Required task:
Each line that contains the word "март" counts once; give the total for the records below and nothing else.

Available data:
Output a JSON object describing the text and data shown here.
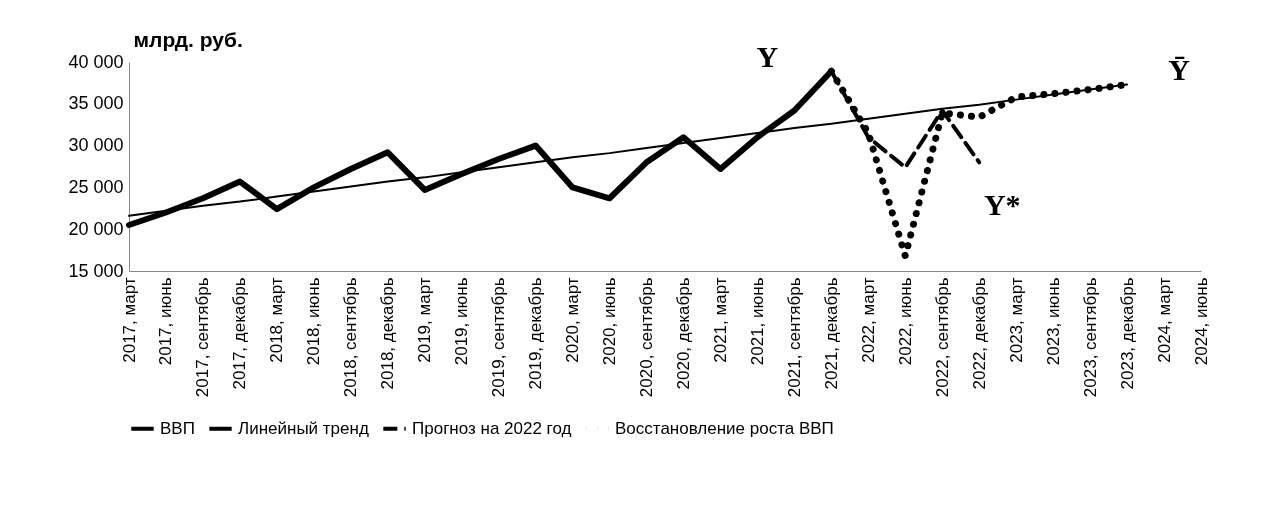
{
  "chart_data": {
    "type": "line",
    "ylabel": "млрд. руб.",
    "categories": [
      "2017, март",
      "2017, июнь",
      "2017, сентябрь",
      "2017, декабрь",
      "2018, март",
      "2018, июнь",
      "2018, сентябрь",
      "2018, декабрь",
      "2019, март",
      "2019, июнь",
      "2019, сентябрь",
      "2019, декабрь",
      "2020, март",
      "2020, июнь",
      "2020, сентябрь",
      "2020, декабрь",
      "2021, март",
      "2021, июнь",
      "2021, сентябрь",
      "2021, декабрь",
      "2022, март",
      "2022, июнь",
      "2022, сентябрь",
      "2022, декабрь",
      "2023, март",
      "2023, июнь",
      "2023, сентябрь",
      "2023, декабрь",
      "2024, март",
      "2024, июнь"
    ],
    "series": [
      {
        "name": "ВВП",
        "color": "#000000",
        "line_style": "solid",
        "values": [
          20500,
          22000,
          23700,
          25700,
          22400,
          25000,
          27200,
          29200,
          24700,
          26600,
          28400,
          30000,
          25000,
          23700,
          28000,
          31000,
          27200,
          31000,
          34200,
          38900,
          null,
          null,
          null,
          null,
          null,
          null,
          null,
          null,
          null,
          null
        ]
      },
      {
        "name": "Линейный тренд",
        "color": "#000000",
        "line_style": "solid",
        "values": [
          21600,
          22200,
          22800,
          23300,
          23900,
          24500,
          25100,
          25700,
          26200,
          26800,
          27400,
          28000,
          28600,
          29100,
          29700,
          30300,
          30900,
          31500,
          32100,
          32600,
          33200,
          33800,
          34400,
          34900,
          35500,
          36100,
          36700,
          37300,
          null,
          null
        ]
      },
      {
        "name": "Прогноз на 2022 год",
        "color": "#000000",
        "line_style": "dashed",
        "values": [
          null,
          null,
          null,
          null,
          null,
          null,
          null,
          null,
          null,
          null,
          null,
          null,
          null,
          null,
          null,
          null,
          null,
          null,
          null,
          38900,
          31000,
          27400,
          34200,
          28000,
          null,
          null,
          null,
          null,
          null,
          null
        ]
      },
      {
        "name": "Восстановление роста ВВП",
        "color": "#000000",
        "line_style": "dotted",
        "values": [
          null,
          null,
          null,
          null,
          null,
          null,
          null,
          null,
          null,
          null,
          null,
          null,
          null,
          null,
          null,
          null,
          null,
          null,
          null,
          38900,
          31500,
          16800,
          33900,
          33400,
          35800,
          36200,
          36700,
          37300,
          null,
          null
        ]
      }
    ],
    "ylim": [
      15000,
      40000
    ],
    "yticks": [
      {
        "value": 15000,
        "label": "15 000"
      },
      {
        "value": 20000,
        "label": "20 000"
      },
      {
        "value": 25000,
        "label": "25 000"
      },
      {
        "value": 30000,
        "label": "30 000"
      },
      {
        "value": 35000,
        "label": "35 000"
      },
      {
        "value": 40000,
        "label": "40 000"
      }
    ],
    "annotations": [
      "Y",
      "Ȳ",
      "Y*"
    ],
    "legend": "bottom",
    "grid": false
  }
}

Completed task:
8